[Dataset records]
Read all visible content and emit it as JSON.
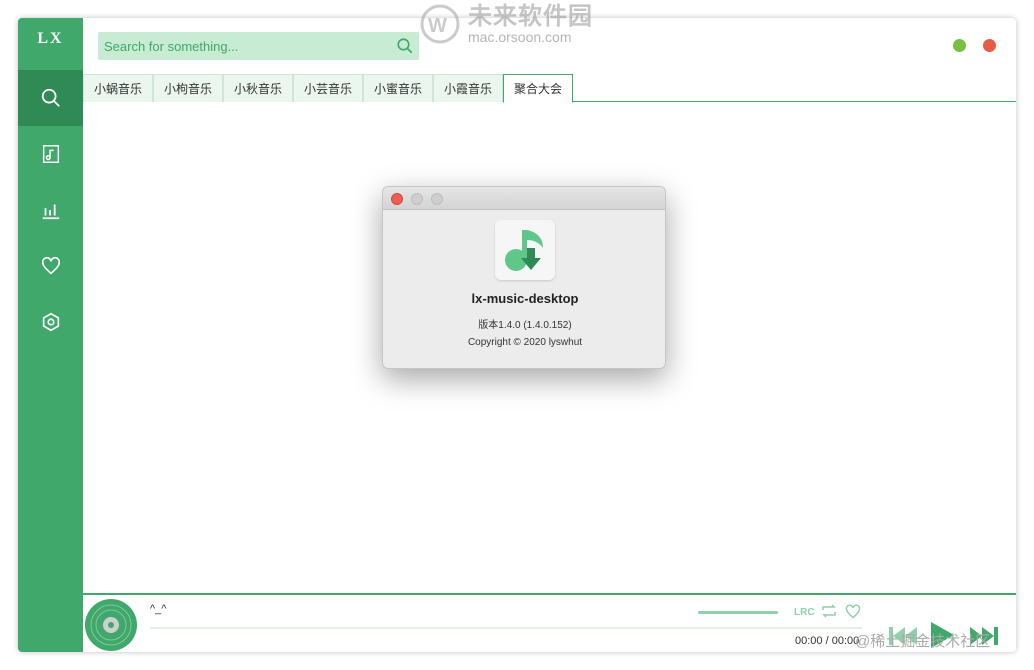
{
  "app": {
    "logo": "LX",
    "accent": "#3fa86a"
  },
  "sidebar": {
    "items": [
      {
        "name": "search",
        "icon": "search-icon"
      },
      {
        "name": "song-list",
        "icon": "music-file-icon"
      },
      {
        "name": "leaderboard",
        "icon": "bar-chart-icon"
      },
      {
        "name": "favorites",
        "icon": "heart-icon"
      },
      {
        "name": "settings",
        "icon": "settings-icon"
      }
    ]
  },
  "search": {
    "placeholder": "Search for something..."
  },
  "window_controls": {
    "minimize_color": "#77c044",
    "close_color": "#e85b45"
  },
  "tabs": [
    {
      "label": "小蜗音乐"
    },
    {
      "label": "小枸音乐"
    },
    {
      "label": "小秋音乐"
    },
    {
      "label": "小芸音乐"
    },
    {
      "label": "小蜜音乐"
    },
    {
      "label": "小霞音乐"
    },
    {
      "label": "聚合大会",
      "active": true
    }
  ],
  "player": {
    "song": "^_^",
    "current_time": "00:00",
    "separator": "/",
    "total_time": "00:00",
    "controls": {
      "lyric": "lrc-icon",
      "loop": "repeat-icon",
      "fav": "heart-icon",
      "prev": "prev-icon",
      "play": "play-icon",
      "next": "next-icon"
    }
  },
  "dialog": {
    "app_name": "lx-music-desktop",
    "version": "版本1.4.0 (1.4.0.152)",
    "copyright": "Copyright © 2020 lyswhut"
  },
  "watermark": {
    "title": "未来软件园",
    "url": "mac.orsoon.com"
  },
  "corner_brand": "@稀土掘金技术社区"
}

_Task requirements_
Consider the entries above and return each line with the string "music".

_Response for this exercise_
        "icon": "music-file-icon"
    "app_name": "lx-music-desktop",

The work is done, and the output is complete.